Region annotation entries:
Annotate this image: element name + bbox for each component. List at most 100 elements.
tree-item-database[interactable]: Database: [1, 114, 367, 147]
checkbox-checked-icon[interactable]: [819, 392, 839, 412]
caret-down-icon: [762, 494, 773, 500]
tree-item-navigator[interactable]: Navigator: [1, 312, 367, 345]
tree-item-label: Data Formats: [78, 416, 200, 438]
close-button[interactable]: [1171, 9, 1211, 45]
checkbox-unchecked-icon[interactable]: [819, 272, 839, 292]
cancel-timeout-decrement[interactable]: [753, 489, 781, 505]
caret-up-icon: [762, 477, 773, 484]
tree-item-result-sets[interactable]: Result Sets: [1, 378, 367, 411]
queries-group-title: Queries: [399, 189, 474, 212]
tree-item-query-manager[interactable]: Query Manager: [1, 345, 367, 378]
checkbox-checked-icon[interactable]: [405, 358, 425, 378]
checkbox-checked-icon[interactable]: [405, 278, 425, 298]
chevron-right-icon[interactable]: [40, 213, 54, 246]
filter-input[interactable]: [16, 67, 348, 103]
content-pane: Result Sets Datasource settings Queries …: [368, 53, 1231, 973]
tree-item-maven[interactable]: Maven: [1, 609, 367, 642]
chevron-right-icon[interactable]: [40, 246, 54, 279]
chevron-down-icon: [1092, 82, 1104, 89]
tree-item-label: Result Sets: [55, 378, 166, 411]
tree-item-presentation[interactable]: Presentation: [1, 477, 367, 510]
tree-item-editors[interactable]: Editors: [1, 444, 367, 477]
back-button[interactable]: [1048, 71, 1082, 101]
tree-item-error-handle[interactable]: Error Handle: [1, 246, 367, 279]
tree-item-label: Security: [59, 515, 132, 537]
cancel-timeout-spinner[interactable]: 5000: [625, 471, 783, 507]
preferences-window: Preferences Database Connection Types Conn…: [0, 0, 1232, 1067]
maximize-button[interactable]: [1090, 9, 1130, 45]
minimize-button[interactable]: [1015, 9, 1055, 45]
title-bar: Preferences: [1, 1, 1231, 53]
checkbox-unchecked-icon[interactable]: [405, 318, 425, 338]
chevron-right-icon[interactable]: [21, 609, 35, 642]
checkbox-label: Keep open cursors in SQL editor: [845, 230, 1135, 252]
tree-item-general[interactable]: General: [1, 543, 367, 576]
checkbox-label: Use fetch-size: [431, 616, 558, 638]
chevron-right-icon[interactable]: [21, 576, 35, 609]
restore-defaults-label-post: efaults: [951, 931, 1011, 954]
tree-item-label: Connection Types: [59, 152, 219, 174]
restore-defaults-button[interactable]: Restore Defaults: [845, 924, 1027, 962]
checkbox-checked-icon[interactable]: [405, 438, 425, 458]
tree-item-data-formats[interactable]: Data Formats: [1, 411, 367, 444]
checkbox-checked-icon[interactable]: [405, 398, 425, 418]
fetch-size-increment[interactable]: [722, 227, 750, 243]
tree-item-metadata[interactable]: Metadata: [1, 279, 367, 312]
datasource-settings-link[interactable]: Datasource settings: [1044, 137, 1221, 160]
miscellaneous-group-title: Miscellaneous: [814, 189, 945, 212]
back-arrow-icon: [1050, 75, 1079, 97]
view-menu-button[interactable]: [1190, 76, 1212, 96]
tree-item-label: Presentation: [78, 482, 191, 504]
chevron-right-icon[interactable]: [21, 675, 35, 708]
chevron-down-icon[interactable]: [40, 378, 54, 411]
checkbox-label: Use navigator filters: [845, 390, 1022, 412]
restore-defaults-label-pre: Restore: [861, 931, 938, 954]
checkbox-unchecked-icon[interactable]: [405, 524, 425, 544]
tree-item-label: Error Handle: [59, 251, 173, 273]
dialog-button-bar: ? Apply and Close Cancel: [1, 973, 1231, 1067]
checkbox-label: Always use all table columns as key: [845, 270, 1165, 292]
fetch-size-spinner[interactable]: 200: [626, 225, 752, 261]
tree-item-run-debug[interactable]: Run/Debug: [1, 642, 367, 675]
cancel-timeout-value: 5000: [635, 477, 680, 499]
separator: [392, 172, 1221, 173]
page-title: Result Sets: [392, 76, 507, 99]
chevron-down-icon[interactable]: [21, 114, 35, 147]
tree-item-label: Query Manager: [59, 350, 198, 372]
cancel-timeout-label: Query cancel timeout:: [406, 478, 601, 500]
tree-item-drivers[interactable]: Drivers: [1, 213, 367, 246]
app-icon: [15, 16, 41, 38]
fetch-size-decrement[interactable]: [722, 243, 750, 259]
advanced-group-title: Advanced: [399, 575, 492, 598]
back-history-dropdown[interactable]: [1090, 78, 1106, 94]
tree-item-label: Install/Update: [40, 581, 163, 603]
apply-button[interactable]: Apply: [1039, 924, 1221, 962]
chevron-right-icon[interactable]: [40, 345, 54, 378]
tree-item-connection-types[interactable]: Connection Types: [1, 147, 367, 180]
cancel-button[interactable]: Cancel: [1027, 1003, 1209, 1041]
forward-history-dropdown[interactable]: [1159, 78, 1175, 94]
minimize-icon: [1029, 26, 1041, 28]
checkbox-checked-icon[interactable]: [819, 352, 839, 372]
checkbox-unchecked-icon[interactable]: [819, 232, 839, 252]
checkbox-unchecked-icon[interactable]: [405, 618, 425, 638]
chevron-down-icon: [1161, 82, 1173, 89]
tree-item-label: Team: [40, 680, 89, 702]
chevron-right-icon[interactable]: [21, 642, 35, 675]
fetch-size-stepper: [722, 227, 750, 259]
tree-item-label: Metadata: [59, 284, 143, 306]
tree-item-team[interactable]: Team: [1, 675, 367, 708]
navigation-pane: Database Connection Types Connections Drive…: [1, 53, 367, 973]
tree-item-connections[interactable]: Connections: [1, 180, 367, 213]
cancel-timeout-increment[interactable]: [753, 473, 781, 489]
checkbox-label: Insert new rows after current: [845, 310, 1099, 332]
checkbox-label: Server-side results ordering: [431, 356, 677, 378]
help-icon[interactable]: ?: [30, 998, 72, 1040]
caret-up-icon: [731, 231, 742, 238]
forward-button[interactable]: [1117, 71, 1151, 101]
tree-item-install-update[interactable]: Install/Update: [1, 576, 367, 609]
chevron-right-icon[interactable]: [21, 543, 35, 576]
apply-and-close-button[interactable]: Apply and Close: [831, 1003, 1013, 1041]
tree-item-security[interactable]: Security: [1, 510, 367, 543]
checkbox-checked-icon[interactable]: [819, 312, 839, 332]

» **Exercise prompt**
Reproduce the entries above word for word, from the first line through the line containing "tree-item-label: Connection Types: [59, 152, 219, 174]", with both of those lines included.

» **Response**
Annotate this image: element name + bbox for each component. List at most 100 elements.
tree-item-database[interactable]: Database: [1, 114, 367, 147]
checkbox-checked-icon[interactable]: [819, 392, 839, 412]
caret-down-icon: [762, 494, 773, 500]
tree-item-navigator[interactable]: Navigator: [1, 312, 367, 345]
tree-item-label: Data Formats: [78, 416, 200, 438]
close-button[interactable]: [1171, 9, 1211, 45]
checkbox-unchecked-icon[interactable]: [819, 272, 839, 292]
cancel-timeout-decrement[interactable]: [753, 489, 781, 505]
caret-up-icon: [762, 477, 773, 484]
tree-item-result-sets[interactable]: Result Sets: [1, 378, 367, 411]
queries-group-title: Queries: [399, 189, 474, 212]
tree-item-query-manager[interactable]: Query Manager: [1, 345, 367, 378]
checkbox-checked-icon[interactable]: [405, 358, 425, 378]
checkbox-checked-icon[interactable]: [405, 278, 425, 298]
chevron-right-icon[interactable]: [40, 213, 54, 246]
filter-input[interactable]: [16, 67, 348, 103]
content-pane: Result Sets Datasource settings Queries …: [368, 53, 1231, 973]
tree-item-maven[interactable]: Maven: [1, 609, 367, 642]
chevron-right-icon[interactable]: [40, 246, 54, 279]
chevron-down-icon: [1092, 82, 1104, 89]
tree-item-label: Result Sets: [55, 378, 166, 411]
tree-item-presentation[interactable]: Presentation: [1, 477, 367, 510]
tree-item-editors[interactable]: Editors: [1, 444, 367, 477]
back-button[interactable]: [1048, 71, 1082, 101]
tree-item-error-handle[interactable]: Error Handle: [1, 246, 367, 279]
tree-item-label: Security: [59, 515, 132, 537]
cancel-timeout-spinner[interactable]: 5000: [625, 471, 783, 507]
preferences-window: Preferences Database Connection Types Conn…: [0, 0, 1232, 1067]
maximize-button[interactable]: [1090, 9, 1130, 45]
minimize-button[interactable]: [1015, 9, 1055, 45]
title-bar: Preferences: [1, 1, 1231, 53]
checkbox-unchecked-icon[interactable]: [405, 318, 425, 338]
chevron-right-icon[interactable]: [21, 609, 35, 642]
checkbox-label: Keep open cursors in SQL editor: [845, 230, 1135, 252]
tree-item-general[interactable]: General: [1, 543, 367, 576]
checkbox-label: Use fetch-size: [431, 616, 558, 638]
chevron-right-icon[interactable]: [21, 576, 35, 609]
restore-defaults-label-post: efaults: [951, 931, 1011, 954]
tree-item-label: Connection Types: [59, 152, 219, 174]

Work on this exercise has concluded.